Your instructions: A line counts if it contains the string "left"; say how many such lines there are, giving only the number.

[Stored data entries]
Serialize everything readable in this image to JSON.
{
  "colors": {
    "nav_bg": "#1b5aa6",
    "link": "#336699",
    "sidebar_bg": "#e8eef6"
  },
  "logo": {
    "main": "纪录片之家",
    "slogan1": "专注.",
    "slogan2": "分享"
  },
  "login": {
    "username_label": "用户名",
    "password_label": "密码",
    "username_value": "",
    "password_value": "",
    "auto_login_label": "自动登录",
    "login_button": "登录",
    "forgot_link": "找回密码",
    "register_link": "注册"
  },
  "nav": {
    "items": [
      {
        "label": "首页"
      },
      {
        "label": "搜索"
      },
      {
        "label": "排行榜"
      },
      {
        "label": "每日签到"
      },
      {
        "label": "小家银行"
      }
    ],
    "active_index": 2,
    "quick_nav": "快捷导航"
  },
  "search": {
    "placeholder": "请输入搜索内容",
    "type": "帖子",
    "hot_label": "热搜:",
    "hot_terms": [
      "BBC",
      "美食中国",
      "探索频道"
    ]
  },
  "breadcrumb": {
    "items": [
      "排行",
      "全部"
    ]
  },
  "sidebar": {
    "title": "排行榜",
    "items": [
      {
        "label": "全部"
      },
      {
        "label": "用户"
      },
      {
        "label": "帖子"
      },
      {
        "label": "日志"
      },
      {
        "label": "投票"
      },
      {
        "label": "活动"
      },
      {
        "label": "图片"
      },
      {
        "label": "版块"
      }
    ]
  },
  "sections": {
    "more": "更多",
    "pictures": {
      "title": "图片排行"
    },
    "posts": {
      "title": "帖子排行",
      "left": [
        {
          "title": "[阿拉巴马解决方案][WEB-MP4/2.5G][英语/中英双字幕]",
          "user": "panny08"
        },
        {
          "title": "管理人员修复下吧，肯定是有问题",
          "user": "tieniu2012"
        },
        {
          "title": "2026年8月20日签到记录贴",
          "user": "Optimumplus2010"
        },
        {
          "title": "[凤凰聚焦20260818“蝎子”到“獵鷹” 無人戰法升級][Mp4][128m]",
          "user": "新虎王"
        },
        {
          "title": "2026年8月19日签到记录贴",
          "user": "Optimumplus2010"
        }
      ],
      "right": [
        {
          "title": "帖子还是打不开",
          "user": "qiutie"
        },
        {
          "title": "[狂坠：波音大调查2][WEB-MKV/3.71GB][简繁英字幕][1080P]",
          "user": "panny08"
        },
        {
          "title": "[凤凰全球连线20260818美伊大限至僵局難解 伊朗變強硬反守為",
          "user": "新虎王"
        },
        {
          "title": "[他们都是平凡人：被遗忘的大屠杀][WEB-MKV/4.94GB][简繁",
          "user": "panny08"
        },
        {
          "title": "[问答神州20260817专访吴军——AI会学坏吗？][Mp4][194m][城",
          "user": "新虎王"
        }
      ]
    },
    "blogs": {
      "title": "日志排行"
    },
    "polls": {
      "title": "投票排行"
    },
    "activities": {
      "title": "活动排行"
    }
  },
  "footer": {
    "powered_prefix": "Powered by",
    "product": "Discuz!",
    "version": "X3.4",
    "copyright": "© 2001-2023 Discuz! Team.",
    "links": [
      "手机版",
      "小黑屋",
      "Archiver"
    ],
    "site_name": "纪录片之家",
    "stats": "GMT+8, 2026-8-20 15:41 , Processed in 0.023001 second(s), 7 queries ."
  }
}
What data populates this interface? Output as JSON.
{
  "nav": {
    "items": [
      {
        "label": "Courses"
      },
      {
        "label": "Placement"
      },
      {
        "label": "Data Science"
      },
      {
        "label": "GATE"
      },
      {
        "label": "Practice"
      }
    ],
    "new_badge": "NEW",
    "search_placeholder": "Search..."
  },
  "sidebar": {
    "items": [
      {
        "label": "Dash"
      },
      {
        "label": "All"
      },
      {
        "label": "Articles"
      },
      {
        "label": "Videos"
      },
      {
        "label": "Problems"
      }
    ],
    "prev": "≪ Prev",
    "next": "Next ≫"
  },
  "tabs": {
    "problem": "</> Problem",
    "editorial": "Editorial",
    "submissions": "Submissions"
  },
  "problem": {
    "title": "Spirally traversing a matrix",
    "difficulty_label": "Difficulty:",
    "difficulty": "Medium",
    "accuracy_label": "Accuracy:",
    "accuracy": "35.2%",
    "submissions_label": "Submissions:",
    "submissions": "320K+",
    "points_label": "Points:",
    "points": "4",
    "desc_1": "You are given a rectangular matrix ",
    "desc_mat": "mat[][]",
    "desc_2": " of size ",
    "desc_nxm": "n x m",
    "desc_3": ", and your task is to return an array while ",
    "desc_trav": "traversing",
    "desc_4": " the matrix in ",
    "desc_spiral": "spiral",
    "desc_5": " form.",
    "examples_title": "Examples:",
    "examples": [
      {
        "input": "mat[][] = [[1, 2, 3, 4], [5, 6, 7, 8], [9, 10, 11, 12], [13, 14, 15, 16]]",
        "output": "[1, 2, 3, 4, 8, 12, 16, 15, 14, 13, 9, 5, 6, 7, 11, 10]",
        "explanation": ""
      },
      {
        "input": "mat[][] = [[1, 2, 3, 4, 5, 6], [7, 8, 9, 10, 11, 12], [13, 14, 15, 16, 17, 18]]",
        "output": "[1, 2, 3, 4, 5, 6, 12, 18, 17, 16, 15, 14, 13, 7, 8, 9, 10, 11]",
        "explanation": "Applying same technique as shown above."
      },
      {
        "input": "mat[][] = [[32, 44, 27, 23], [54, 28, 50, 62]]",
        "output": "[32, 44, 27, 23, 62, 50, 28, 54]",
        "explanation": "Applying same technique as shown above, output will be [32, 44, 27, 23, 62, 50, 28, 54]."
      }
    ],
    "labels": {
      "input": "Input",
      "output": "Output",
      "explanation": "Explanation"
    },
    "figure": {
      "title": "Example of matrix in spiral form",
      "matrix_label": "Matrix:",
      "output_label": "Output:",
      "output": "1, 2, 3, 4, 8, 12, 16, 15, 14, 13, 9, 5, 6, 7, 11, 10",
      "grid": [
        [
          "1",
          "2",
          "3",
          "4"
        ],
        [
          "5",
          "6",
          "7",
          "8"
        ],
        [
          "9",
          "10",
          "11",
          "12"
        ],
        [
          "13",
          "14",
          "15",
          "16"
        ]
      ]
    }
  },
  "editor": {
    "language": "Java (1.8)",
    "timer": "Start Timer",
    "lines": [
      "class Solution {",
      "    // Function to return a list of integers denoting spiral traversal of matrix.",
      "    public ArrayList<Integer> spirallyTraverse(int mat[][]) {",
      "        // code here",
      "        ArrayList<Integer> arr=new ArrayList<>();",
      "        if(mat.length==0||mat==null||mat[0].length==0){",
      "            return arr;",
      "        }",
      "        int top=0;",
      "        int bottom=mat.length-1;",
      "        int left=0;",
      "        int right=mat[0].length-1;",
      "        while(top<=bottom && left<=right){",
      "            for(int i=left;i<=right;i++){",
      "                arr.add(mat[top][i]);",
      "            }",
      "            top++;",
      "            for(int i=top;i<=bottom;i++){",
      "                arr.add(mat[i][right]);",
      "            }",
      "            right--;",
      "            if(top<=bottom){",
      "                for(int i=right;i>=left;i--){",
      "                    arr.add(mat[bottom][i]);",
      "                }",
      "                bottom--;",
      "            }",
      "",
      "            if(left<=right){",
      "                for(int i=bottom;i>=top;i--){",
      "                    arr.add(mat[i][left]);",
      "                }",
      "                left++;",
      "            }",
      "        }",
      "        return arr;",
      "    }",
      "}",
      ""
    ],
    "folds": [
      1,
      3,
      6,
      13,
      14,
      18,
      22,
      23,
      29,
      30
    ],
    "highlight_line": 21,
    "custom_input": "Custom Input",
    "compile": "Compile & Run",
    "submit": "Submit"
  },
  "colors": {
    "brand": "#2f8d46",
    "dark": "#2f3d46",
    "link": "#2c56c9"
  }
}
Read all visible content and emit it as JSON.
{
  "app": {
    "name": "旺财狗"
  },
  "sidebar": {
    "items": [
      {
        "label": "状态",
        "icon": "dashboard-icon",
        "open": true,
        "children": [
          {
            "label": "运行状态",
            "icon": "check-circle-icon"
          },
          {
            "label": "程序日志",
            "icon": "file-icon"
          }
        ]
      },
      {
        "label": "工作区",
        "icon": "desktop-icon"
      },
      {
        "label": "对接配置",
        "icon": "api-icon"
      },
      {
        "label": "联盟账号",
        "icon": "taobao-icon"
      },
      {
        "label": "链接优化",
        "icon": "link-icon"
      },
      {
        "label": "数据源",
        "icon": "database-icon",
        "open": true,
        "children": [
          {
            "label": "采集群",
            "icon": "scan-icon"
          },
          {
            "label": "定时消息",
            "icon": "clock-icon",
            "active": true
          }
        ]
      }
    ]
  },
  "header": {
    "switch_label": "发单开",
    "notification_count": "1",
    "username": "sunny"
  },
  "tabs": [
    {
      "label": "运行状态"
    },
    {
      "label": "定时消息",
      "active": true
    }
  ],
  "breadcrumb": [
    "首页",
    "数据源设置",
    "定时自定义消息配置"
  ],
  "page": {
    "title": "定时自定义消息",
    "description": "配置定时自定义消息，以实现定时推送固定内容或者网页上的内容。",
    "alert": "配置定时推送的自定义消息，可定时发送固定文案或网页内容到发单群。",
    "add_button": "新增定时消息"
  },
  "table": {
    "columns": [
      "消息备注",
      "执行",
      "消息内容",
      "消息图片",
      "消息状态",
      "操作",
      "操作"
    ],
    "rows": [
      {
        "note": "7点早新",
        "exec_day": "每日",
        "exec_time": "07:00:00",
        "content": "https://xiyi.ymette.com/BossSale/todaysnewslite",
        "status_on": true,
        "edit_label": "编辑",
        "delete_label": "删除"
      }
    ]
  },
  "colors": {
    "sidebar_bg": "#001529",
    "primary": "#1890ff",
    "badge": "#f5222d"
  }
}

Output of the exercise: 8